*Directive:*
Pick every line with "Foofoo" from the material below.

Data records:
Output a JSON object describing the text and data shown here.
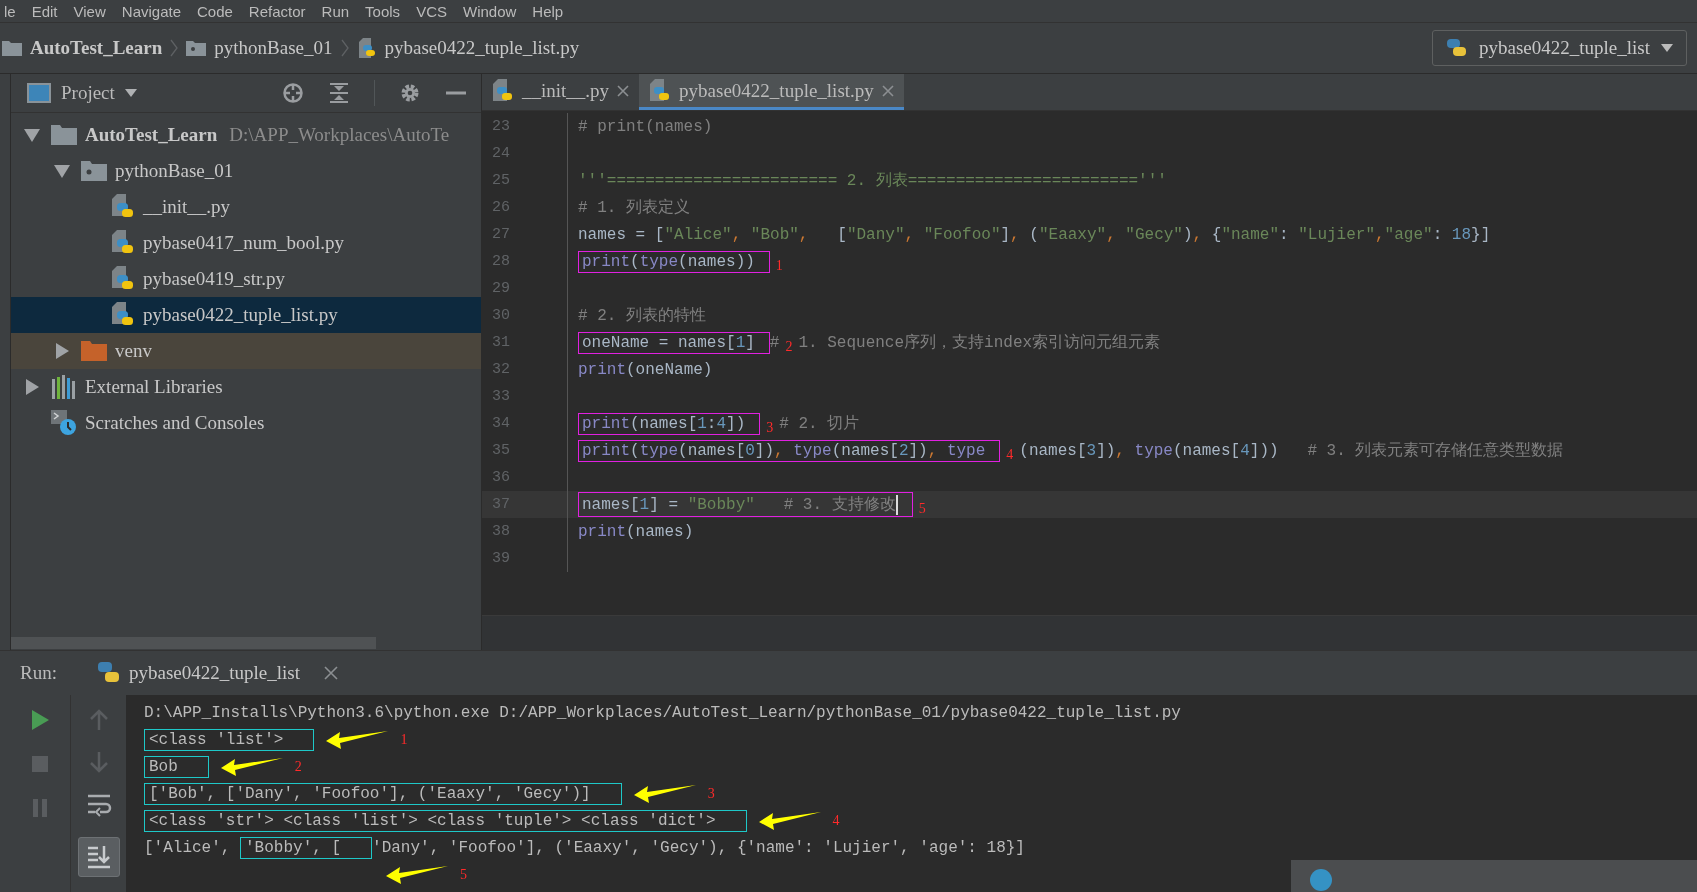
{
  "menu": [
    "le",
    "Edit",
    "View",
    "Navigate",
    "Code",
    "Refactor",
    "Run",
    "Tools",
    "VCS",
    "Window",
    "Help"
  ],
  "breadcrumbs": [
    {
      "label": "AutoTest_Learn",
      "kind": "project"
    },
    {
      "label": "pythonBase_01",
      "kind": "folder"
    },
    {
      "label": "pybase0422_tuple_list.py",
      "kind": "file"
    }
  ],
  "run_config": "pybase0422_tuple_list",
  "project_panel": {
    "title": "Project",
    "tree": [
      {
        "label": "AutoTest_Learn",
        "detail": "D:\\APP_Workplaces\\AutoTe",
        "kind": "project",
        "expanded": true,
        "selected": false,
        "children": [
          {
            "label": "pythonBase_01",
            "kind": "module",
            "expanded": true,
            "selected": false,
            "children": [
              {
                "label": "__init__.py",
                "kind": "python",
                "selected": false
              },
              {
                "label": "pybase0417_num_bool.py",
                "kind": "python",
                "selected": false
              },
              {
                "label": "pybase0419_str.py",
                "kind": "python",
                "selected": false
              },
              {
                "label": "pybase0422_tuple_list.py",
                "kind": "python",
                "selected": true
              }
            ]
          },
          {
            "label": "venv",
            "kind": "excluded",
            "expanded": false,
            "selected": false
          }
        ]
      },
      {
        "label": "External Libraries",
        "kind": "libraries",
        "expanded": false,
        "selected": false
      },
      {
        "label": "Scratches and Consoles",
        "kind": "scratches",
        "selected": false
      }
    ]
  },
  "editor": {
    "tabs": [
      {
        "label": "__init__.py",
        "selected": false
      },
      {
        "label": "pybase0422_tuple_list.py",
        "selected": true
      }
    ],
    "lines": [
      {
        "number": "23",
        "current": false,
        "segments": [
          {
            "kind": "text",
            "tokens": [
              {
                "kind": "comment",
                "text": "# print(names)"
              }
            ]
          }
        ]
      },
      {
        "number": "24",
        "current": false
      },
      {
        "number": "25",
        "current": false,
        "segments": [
          {
            "kind": "text",
            "tokens": [
              {
                "kind": "string",
                "text": "'''======================== 2. 列表========================'''"
              }
            ]
          }
        ]
      },
      {
        "number": "26",
        "current": false,
        "segments": [
          {
            "kind": "text",
            "tokens": [
              {
                "kind": "comment",
                "text": "# 1. 列表定义"
              }
            ]
          }
        ]
      },
      {
        "number": "27",
        "current": false,
        "segments": [
          {
            "kind": "text",
            "tokens": [
              {
                "kind": "plain",
                "text": "names = ["
              },
              {
                "kind": "string",
                "text": "\"Alice\""
              },
              {
                "kind": "punct",
                "text": ", "
              },
              {
                "kind": "string",
                "text": "\"Bob\""
              },
              {
                "kind": "punct",
                "text": ",  "
              },
              {
                "kind": "plain",
                "text": " ["
              },
              {
                "kind": "string",
                "text": "\"Dany\""
              },
              {
                "kind": "punct",
                "text": ", "
              },
              {
                "kind": "string",
                "text": "\"Foofoo\""
              },
              {
                "kind": "plain",
                "text": "]"
              },
              {
                "kind": "punct",
                "text": ", "
              },
              {
                "kind": "plain",
                "text": "("
              },
              {
                "kind": "string",
                "text": "\"Eaaxy\""
              },
              {
                "kind": "punct",
                "text": ", "
              },
              {
                "kind": "string",
                "text": "\"Gecy\""
              },
              {
                "kind": "plain",
                "text": ")"
              },
              {
                "kind": "punct",
                "text": ", "
              },
              {
                "kind": "plain",
                "text": "{"
              },
              {
                "kind": "string",
                "text": "\"name\""
              },
              {
                "kind": "plain",
                "text": ": "
              },
              {
                "kind": "string",
                "text": "\"Lujier\""
              },
              {
                "kind": "punct",
                "text": ","
              },
              {
                "kind": "string",
                "text": "\"age\""
              },
              {
                "kind": "plain",
                "text": ": "
              },
              {
                "kind": "number",
                "text": "18"
              },
              {
                "kind": "plain",
                "text": "}]"
              }
            ]
          }
        ]
      },
      {
        "number": "28",
        "current": false,
        "segments": [
          {
            "kind": "box",
            "tokens": [
              {
                "kind": "keyword",
                "text": "print"
              },
              {
                "kind": "plain",
                "text": "("
              },
              {
                "kind": "keyword",
                "text": "type"
              },
              {
                "kind": "plain",
                "text": "(names))"
              }
            ]
          },
          {
            "kind": "note",
            "text": "1"
          }
        ]
      },
      {
        "number": "29",
        "current": false
      },
      {
        "number": "30",
        "current": false,
        "segments": [
          {
            "kind": "text",
            "tokens": [
              {
                "kind": "comment",
                "text": "# 2. 列表的特性"
              }
            ]
          }
        ]
      },
      {
        "number": "31",
        "current": false,
        "segments": [
          {
            "kind": "box",
            "tokens": [
              {
                "kind": "plain",
                "text": "oneName = names["
              },
              {
                "kind": "number",
                "text": "1"
              },
              {
                "kind": "plain",
                "text": "]"
              }
            ]
          },
          {
            "kind": "text",
            "tokens": [
              {
                "kind": "comment",
                "text": "#"
              }
            ]
          },
          {
            "kind": "note",
            "text": "2"
          },
          {
            "kind": "text",
            "tokens": [
              {
                "kind": "comment",
                "text": "1. Sequence序列，支持index索引访问元组元素"
              }
            ]
          }
        ]
      },
      {
        "number": "32",
        "current": false,
        "segments": [
          {
            "kind": "text",
            "tokens": [
              {
                "kind": "keyword",
                "text": "print"
              },
              {
                "kind": "plain",
                "text": "(oneName)"
              }
            ]
          }
        ]
      },
      {
        "number": "33",
        "current": false
      },
      {
        "number": "34",
        "current": false,
        "segments": [
          {
            "kind": "box",
            "tokens": [
              {
                "kind": "keyword",
                "text": "print"
              },
              {
                "kind": "plain",
                "text": "(names["
              },
              {
                "kind": "number",
                "text": "1"
              },
              {
                "kind": "plain",
                "text": ":"
              },
              {
                "kind": "number",
                "text": "4"
              },
              {
                "kind": "plain",
                "text": "])"
              }
            ]
          },
          {
            "kind": "note",
            "text": "3"
          },
          {
            "kind": "text",
            "tokens": [
              {
                "kind": "comment",
                "text": "# 2. 切片"
              }
            ]
          }
        ]
      },
      {
        "number": "35",
        "current": false,
        "segments": [
          {
            "kind": "box",
            "tokens": [
              {
                "kind": "keyword",
                "text": "print"
              },
              {
                "kind": "plain",
                "text": "("
              },
              {
                "kind": "keyword",
                "text": "type"
              },
              {
                "kind": "plain",
                "text": "(names["
              },
              {
                "kind": "number",
                "text": "0"
              },
              {
                "kind": "plain",
                "text": "])"
              },
              {
                "kind": "punct",
                "text": ", "
              },
              {
                "kind": "keyword",
                "text": "type"
              },
              {
                "kind": "plain",
                "text": "(names["
              },
              {
                "kind": "number",
                "text": "2"
              },
              {
                "kind": "plain",
                "text": "])"
              },
              {
                "kind": "punct",
                "text": ", "
              },
              {
                "kind": "keyword",
                "text": "type"
              }
            ]
          },
          {
            "kind": "note",
            "text": "4"
          },
          {
            "kind": "text",
            "tokens": [
              {
                "kind": "plain",
                "text": "(names["
              },
              {
                "kind": "number",
                "text": "3"
              },
              {
                "kind": "plain",
                "text": "])"
              },
              {
                "kind": "punct",
                "text": ", "
              },
              {
                "kind": "keyword",
                "text": "type"
              },
              {
                "kind": "plain",
                "text": "(names["
              },
              {
                "kind": "number",
                "text": "4"
              },
              {
                "kind": "plain",
                "text": "]))"
              },
              {
                "kind": "comment",
                "text": "   # 3. 列表元素可存储任意类型数据"
              }
            ]
          }
        ]
      },
      {
        "number": "36",
        "current": false
      },
      {
        "number": "37",
        "current": true,
        "segments": [
          {
            "kind": "box",
            "tokens": [
              {
                "kind": "plain",
                "text": "names["
              },
              {
                "kind": "number",
                "text": "1"
              },
              {
                "kind": "plain",
                "text": "] = "
              },
              {
                "kind": "string",
                "text": "\"Bobby\""
              },
              {
                "kind": "comment",
                "text": "   # 3. 支持修改"
              }
            ]
          },
          {
            "kind": "note",
            "text": "5"
          }
        ]
      },
      {
        "number": "38",
        "current": false,
        "segments": [
          {
            "kind": "text",
            "tokens": [
              {
                "kind": "keyword",
                "text": "print"
              },
              {
                "kind": "plain",
                "text": "(names)"
              }
            ]
          }
        ]
      },
      {
        "number": "39",
        "current": false
      }
    ]
  },
  "run_panel": {
    "label": "Run:",
    "tab": "pybase0422_tuple_list",
    "output": [
      {
        "segments": [
          {
            "kind": "text",
            "text": "D:\\APP_Installs\\Python3.6\\python.exe D:/APP_Workplaces/AutoTest_Learn/pythonBase_01/pybase0422_tuple_list.py"
          }
        ]
      },
      {
        "segments": [
          {
            "kind": "box",
            "text": "<class 'list'>"
          },
          {
            "kind": "arrow"
          },
          {
            "kind": "note",
            "text": "1"
          }
        ]
      },
      {
        "segments": [
          {
            "kind": "box",
            "text": "Bob"
          },
          {
            "kind": "arrow"
          },
          {
            "kind": "note",
            "text": "2"
          }
        ]
      },
      {
        "segments": [
          {
            "kind": "box",
            "text": "['Bob', ['Dany', 'Foofoo'], ('Eaaxy', 'Gecy')]"
          },
          {
            "kind": "arrow"
          },
          {
            "kind": "note",
            "text": "3"
          }
        ]
      },
      {
        "segments": [
          {
            "kind": "box",
            "text": "<class 'str'> <class 'list'> <class 'tuple'> <class 'dict'>"
          },
          {
            "kind": "arrow"
          },
          {
            "kind": "note",
            "text": "4"
          }
        ]
      },
      {
        "segments": [
          {
            "kind": "text",
            "text": "['Alice', "
          },
          {
            "kind": "box",
            "text": "'Bobby', ["
          },
          {
            "kind": "text",
            "text": "'Dany', 'Foofoo'], ('Eaaxy', 'Gecy'), {'name': 'Lujier', 'age': 18}]"
          }
        ]
      },
      {
        "segments": [
          {
            "kind": "arrow"
          },
          {
            "kind": "note",
            "text": "5"
          }
        ]
      }
    ]
  }
}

*Result:*
                "text": "\"Foofoo\""
            "text": "['Bob', ['Dany', 'Foofoo'], ('Eaaxy', 'Gecy')]"
            "text": "'Dany', 'Foofoo'], ('Eaaxy', 'Gecy'), {'name': 'Lujier', 'age': 18}]"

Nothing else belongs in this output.